### Problem to solve
Quote the records in full and leave their pictures out.

### Supplied entries
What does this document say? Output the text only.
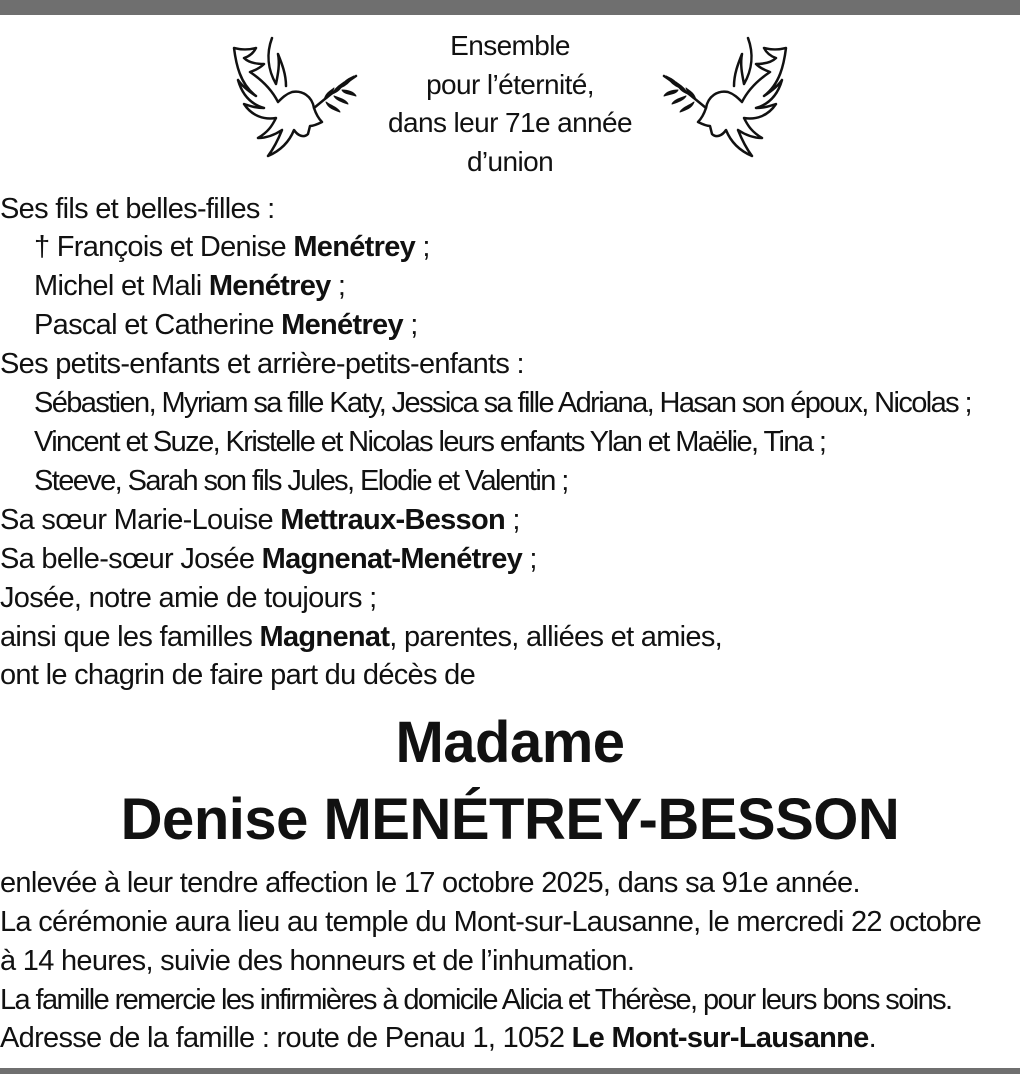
Ensemble
pour l’éternité,
dans leur 71e année
d’union
Ses fils et belles-filles :
† François et Denise Menétrey ;
Michel et Mali Menétrey ;
Pascal et Catherine Menétrey ;
Ses petits-enfants et arrière-petits-enfants :
Sébastien, Myriam sa fille Katy, Jessica sa fille Adriana, Hasan son époux, Nicolas ;
Vincent et Suze, Kristelle et Nicolas leurs enfants Ylan et Maëlie, Tina ;
Steeve, Sarah son fils Jules, Elodie et Valentin ;
Sa sœur Marie-Louise Mettraux-Besson ;
Sa belle-sœur Josée Magnenat-Menétrey ;
Josée, notre amie de toujours ;
ainsi que les familles Magnenat, parentes, alliées et amies,
ont le chagrin de faire part du décès de
Madame
Denise MENÉTREY-BESSON
enlevée à leur tendre affection le 17 octobre 2025, dans sa 91e année.
La cérémonie aura lieu au temple du Mont-sur-Lausanne, le mercredi 22 octobre
à 14 heures, suivie des honneurs et de l’inhumation.
La famille remercie les infirmières à domicile Alicia et Thérèse, pour leurs bons soins.
Adresse de la famille : route de Penau 1, 1052 Le Mont-sur-Lausanne.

### Complete output
What does this document say? Output the text only.
Ensemble
pour l’éternité,
dans leur 71e année
d’union
Ses fils et belles-filles :
† François et Denise Menétrey ;
Michel et Mali Menétrey ;
Pascal et Catherine Menétrey ;
Ses petits-enfants et arrière-petits-enfants :
Sébastien, Myriam sa fille Katy, Jessica sa fille Adriana, Hasan son époux, Nicolas ;
Vincent et Suze, Kristelle et Nicolas leurs enfants Ylan et Maëlie, Tina ;
Steeve, Sarah son fils Jules, Elodie et Valentin ;
Sa sœur Marie-Louise Mettraux-Besson ;
Sa belle-sœur Josée Magnenat-Menétrey ;
Josée, notre amie de toujours ;
ainsi que les familles Magnenat, parentes, alliées et amies,
ont le chagrin de faire part du décès de
Madame
Denise MENÉTREY-BESSON
enlevée à leur tendre affection le 17 octobre 2025, dans sa 91e année.
La cérémonie aura lieu au temple du Mont-sur-Lausanne, le mercredi 22 octobre
à 14 heures, suivie des honneurs et de l’inhumation.
La famille remercie les infirmières à domicile Alicia et Thérèse, pour leurs bons soins.
Adresse de la famille : route de Penau 1, 1052 Le Mont-sur-Lausanne.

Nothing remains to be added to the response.